[Data excerpts]
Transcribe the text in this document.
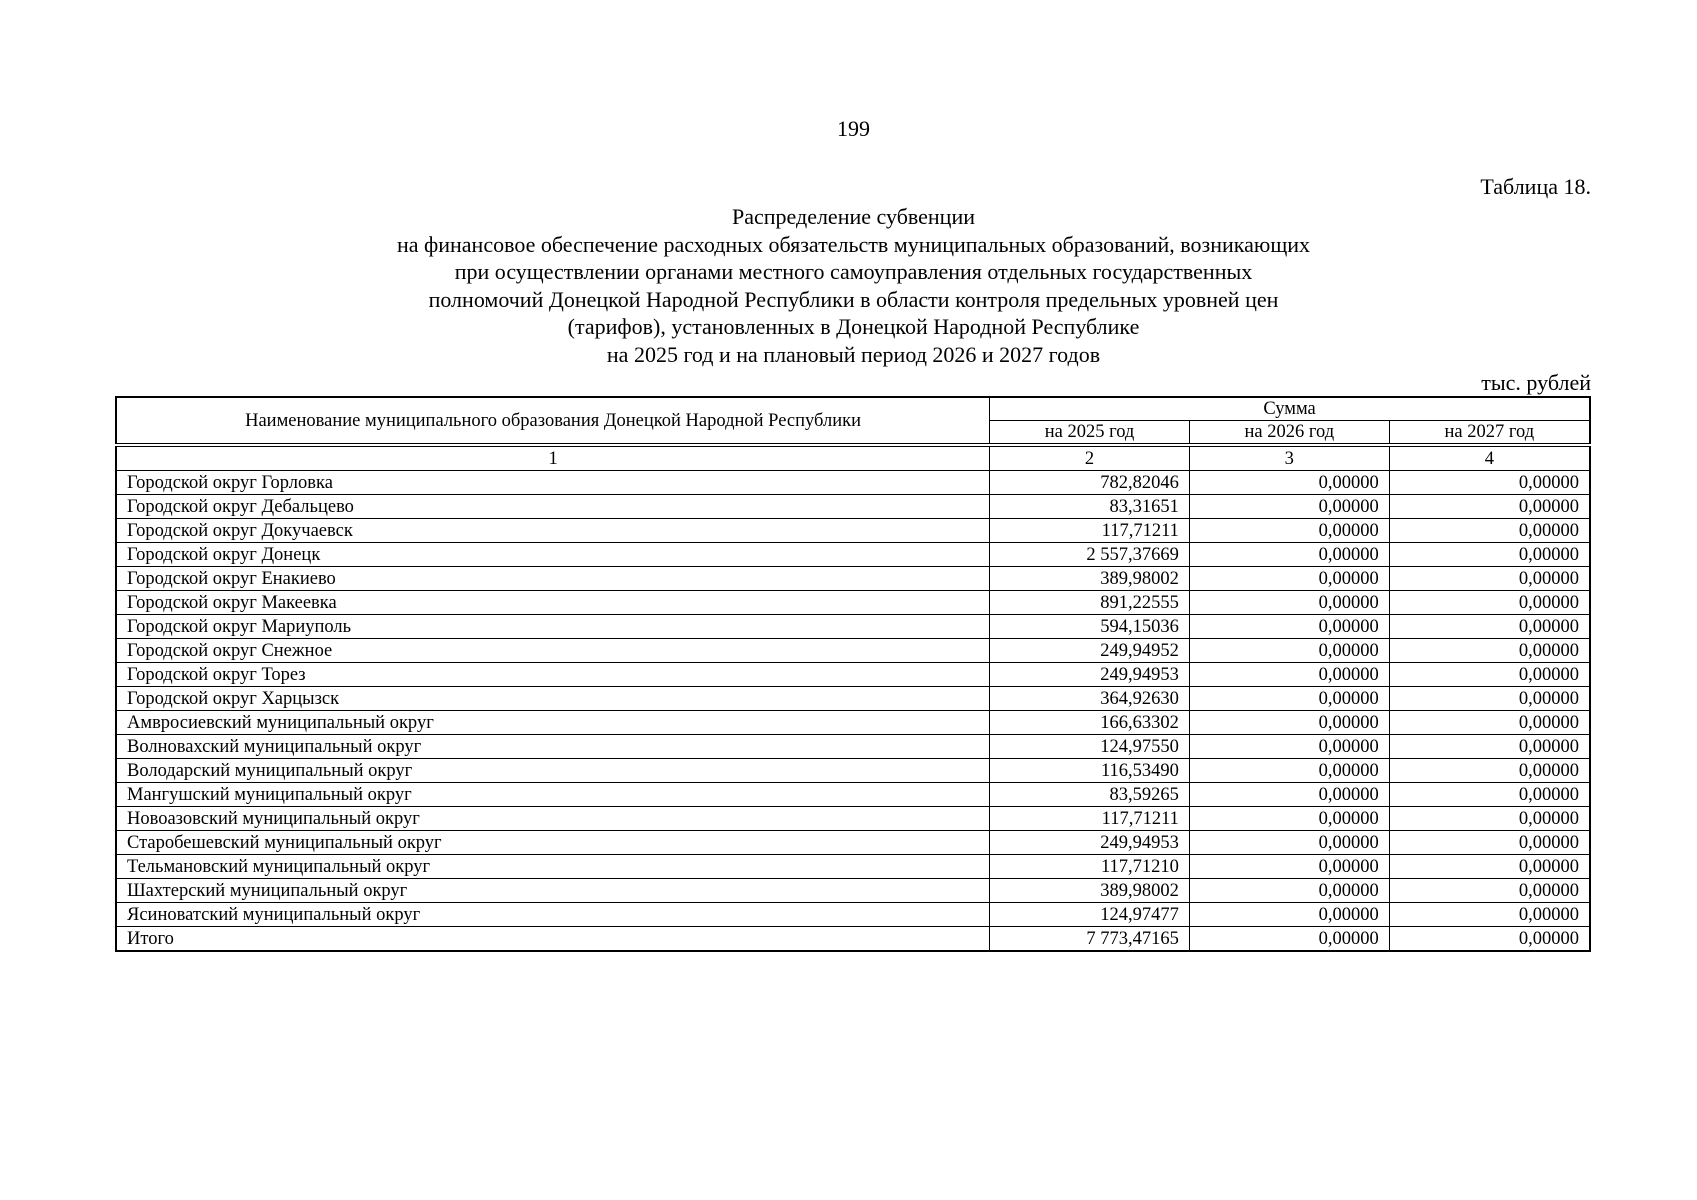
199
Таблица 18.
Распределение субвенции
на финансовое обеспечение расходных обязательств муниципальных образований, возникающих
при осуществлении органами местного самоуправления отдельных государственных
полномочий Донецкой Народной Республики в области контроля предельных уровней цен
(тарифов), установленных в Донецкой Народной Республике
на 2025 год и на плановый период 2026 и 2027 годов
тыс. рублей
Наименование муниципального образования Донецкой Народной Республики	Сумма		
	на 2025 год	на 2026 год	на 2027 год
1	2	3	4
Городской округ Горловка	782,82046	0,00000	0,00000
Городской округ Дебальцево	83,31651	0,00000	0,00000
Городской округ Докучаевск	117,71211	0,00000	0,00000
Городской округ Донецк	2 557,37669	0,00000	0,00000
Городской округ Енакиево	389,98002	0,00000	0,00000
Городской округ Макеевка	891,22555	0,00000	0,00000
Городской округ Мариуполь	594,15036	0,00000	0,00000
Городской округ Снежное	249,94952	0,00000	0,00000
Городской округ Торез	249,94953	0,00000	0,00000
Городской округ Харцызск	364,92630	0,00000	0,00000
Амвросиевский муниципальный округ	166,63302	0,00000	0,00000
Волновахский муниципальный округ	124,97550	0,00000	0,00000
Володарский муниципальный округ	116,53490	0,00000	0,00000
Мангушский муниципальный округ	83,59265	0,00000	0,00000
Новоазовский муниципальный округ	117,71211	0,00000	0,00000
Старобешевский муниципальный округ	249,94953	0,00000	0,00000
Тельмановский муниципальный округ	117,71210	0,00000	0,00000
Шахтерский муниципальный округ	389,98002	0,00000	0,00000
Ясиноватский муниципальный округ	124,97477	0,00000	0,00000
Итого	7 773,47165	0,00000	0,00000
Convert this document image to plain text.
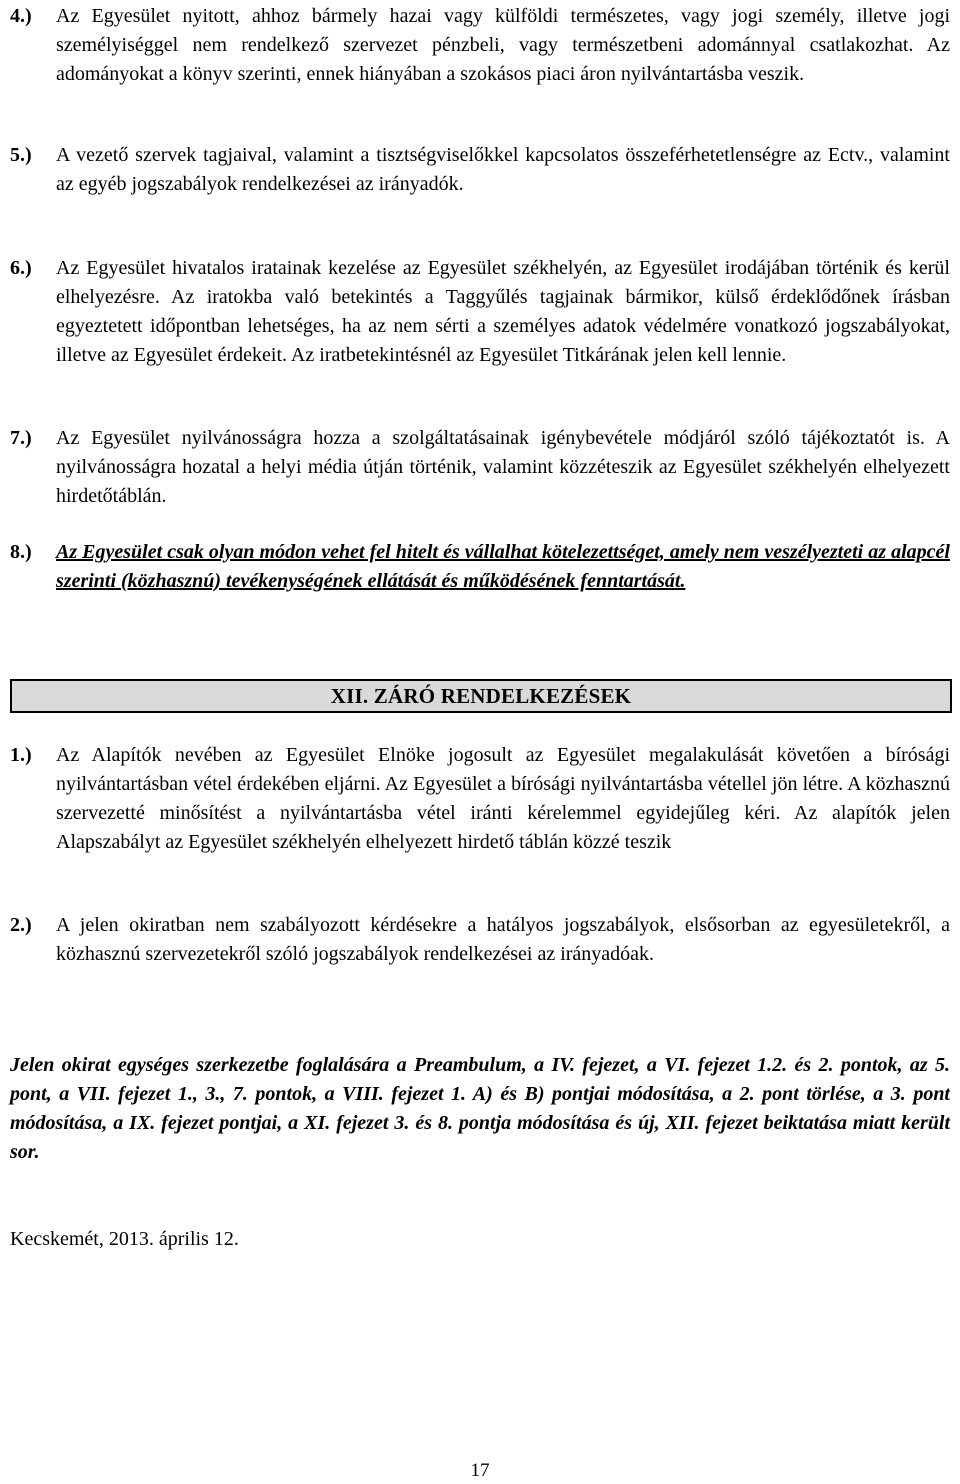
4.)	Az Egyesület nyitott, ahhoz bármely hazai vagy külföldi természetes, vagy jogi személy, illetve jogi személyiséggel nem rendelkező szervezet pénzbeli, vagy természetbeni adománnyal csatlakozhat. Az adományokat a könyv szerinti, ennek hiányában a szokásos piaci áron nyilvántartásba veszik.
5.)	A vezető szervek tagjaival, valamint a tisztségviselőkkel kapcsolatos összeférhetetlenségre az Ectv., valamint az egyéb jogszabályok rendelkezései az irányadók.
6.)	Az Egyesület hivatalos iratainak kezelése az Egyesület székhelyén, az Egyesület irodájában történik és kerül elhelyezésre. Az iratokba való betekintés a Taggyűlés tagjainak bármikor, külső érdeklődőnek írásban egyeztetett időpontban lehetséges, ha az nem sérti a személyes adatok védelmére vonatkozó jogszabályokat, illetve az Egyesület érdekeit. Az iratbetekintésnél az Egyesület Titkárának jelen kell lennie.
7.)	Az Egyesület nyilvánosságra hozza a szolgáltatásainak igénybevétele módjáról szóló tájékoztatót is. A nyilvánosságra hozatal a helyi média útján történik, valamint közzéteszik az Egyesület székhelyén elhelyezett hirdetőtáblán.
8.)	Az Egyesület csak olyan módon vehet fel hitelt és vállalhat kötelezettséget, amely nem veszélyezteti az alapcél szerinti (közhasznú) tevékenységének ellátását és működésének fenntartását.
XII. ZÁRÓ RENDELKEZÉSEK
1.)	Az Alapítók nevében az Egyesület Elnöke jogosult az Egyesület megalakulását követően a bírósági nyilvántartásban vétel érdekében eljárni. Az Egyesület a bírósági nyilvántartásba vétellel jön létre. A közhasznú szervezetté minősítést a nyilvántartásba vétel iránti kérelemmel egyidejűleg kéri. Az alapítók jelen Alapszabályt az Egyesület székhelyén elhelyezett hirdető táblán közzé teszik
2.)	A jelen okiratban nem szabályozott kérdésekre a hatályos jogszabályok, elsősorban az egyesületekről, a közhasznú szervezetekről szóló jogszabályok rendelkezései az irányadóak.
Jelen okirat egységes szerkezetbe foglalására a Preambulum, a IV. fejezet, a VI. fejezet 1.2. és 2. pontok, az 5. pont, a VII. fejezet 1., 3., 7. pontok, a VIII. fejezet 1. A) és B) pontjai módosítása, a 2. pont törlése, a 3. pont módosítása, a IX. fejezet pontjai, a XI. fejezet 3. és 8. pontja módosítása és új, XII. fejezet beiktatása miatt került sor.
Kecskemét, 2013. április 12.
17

---

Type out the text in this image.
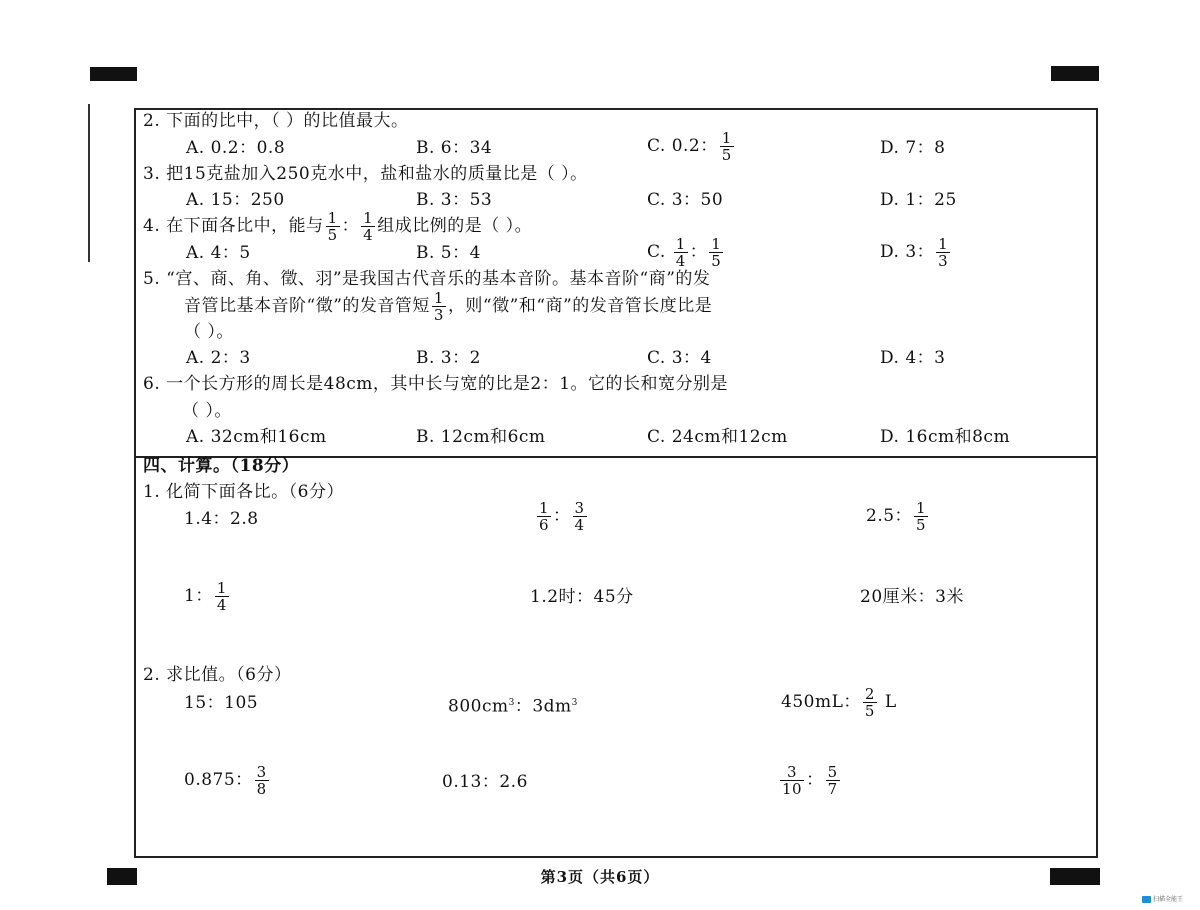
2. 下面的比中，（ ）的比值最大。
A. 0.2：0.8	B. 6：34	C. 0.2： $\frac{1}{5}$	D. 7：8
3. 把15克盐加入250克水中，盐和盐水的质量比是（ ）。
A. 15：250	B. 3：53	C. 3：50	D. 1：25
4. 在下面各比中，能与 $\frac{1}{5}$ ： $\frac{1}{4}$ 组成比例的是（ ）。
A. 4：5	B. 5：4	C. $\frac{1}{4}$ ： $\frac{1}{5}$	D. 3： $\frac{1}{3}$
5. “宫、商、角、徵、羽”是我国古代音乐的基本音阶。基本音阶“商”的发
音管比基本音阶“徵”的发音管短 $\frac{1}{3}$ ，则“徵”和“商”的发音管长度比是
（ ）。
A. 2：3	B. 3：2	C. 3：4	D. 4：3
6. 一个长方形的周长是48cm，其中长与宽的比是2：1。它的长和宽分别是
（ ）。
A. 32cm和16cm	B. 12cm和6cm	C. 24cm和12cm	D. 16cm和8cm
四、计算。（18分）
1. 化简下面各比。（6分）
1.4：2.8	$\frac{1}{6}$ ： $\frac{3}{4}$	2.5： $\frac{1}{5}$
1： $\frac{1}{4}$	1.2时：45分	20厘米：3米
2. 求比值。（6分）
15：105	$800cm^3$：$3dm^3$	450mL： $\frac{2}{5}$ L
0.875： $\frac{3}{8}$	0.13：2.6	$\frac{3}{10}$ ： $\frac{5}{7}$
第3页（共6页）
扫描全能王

==

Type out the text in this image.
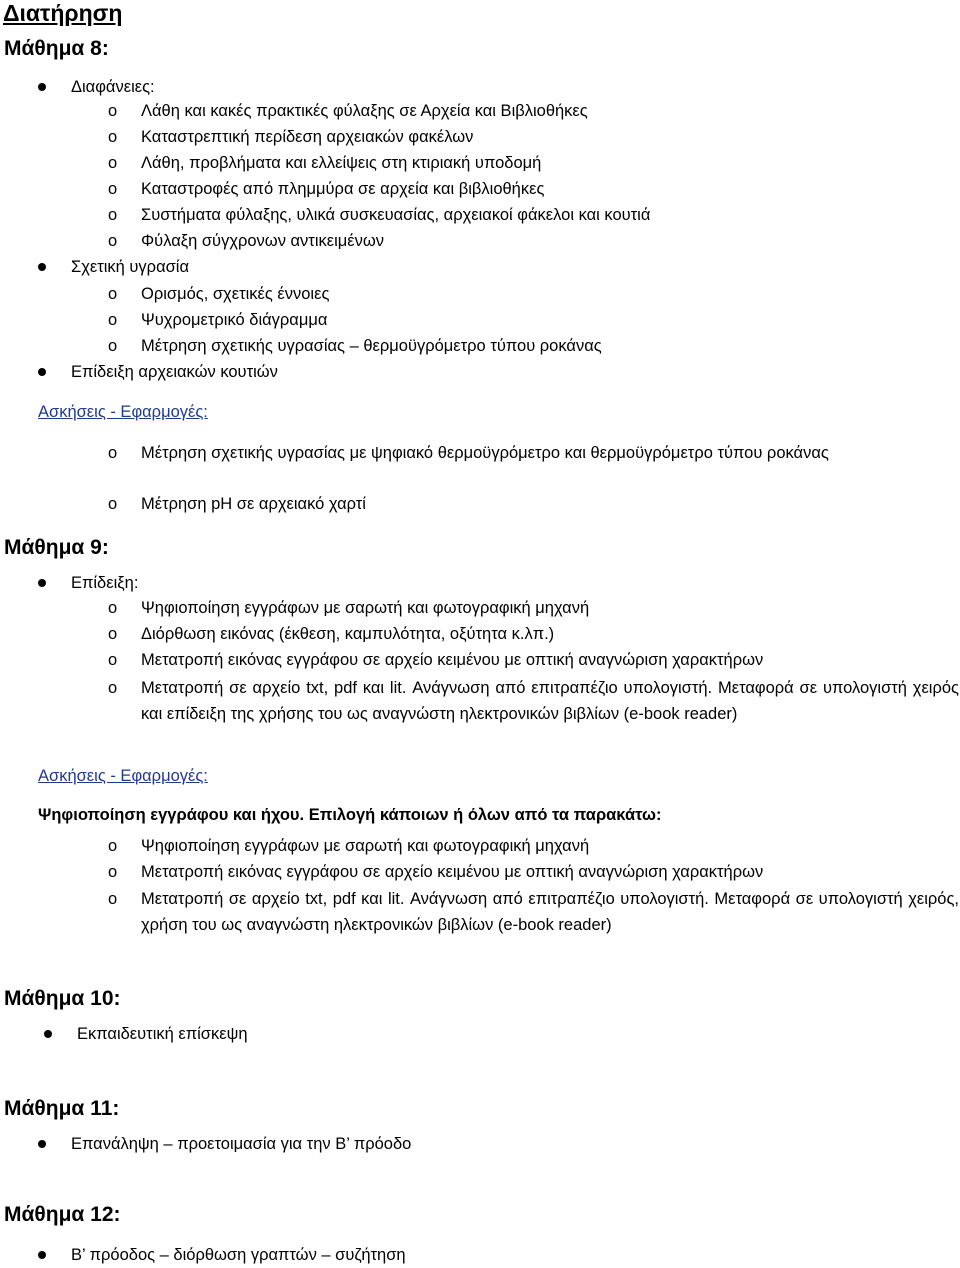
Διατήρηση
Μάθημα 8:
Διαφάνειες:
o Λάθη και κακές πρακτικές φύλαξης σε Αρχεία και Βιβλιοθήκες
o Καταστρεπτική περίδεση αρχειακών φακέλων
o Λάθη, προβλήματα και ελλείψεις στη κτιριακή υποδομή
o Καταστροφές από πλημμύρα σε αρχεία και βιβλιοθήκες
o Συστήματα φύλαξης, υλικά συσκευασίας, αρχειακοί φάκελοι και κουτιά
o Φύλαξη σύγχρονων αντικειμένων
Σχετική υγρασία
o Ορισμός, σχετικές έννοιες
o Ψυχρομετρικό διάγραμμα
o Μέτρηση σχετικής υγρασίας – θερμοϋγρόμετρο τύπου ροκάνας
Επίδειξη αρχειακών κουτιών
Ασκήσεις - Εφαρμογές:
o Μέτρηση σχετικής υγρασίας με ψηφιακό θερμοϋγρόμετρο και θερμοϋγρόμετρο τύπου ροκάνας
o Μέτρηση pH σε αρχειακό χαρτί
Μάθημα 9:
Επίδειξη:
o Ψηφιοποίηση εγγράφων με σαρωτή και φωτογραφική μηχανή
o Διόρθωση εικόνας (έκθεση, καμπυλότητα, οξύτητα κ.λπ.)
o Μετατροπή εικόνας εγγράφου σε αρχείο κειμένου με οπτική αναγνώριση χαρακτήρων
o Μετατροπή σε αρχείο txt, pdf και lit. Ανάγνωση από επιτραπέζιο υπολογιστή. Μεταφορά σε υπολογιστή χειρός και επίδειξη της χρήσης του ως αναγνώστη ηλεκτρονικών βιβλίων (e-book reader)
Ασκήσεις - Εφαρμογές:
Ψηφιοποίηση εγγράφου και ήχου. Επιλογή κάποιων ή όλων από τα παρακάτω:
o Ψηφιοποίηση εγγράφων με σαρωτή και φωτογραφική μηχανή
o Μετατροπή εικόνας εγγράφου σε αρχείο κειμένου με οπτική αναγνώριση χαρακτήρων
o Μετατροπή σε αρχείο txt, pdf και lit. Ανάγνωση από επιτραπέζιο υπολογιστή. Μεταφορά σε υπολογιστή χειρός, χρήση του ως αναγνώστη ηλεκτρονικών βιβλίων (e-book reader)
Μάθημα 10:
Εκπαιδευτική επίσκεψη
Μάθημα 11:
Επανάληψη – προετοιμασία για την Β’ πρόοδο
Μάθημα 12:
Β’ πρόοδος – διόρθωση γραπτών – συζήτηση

**The problem**
Scan the data above and copy every line with "επιτραπέζιο" in it.

**Complete answer**
o Μετατροπή σε αρχείο txt, pdf και lit. Ανάγνωση από επιτραπέζιο υπολογιστή. Μεταφορά σε υπολογιστή χειρός και επίδειξη της χρήσης του ως αναγνώστη ηλεκτρονικών βιβλίων (e-book reader)
o Μετατροπή σε αρχείο txt, pdf και lit. Ανάγνωση από επιτραπέζιο υπολογιστή. Μεταφορά σε υπολογιστή χειρός, χρήση του ως αναγνώστη ηλεκτρονικών βιβλίων (e-book reader)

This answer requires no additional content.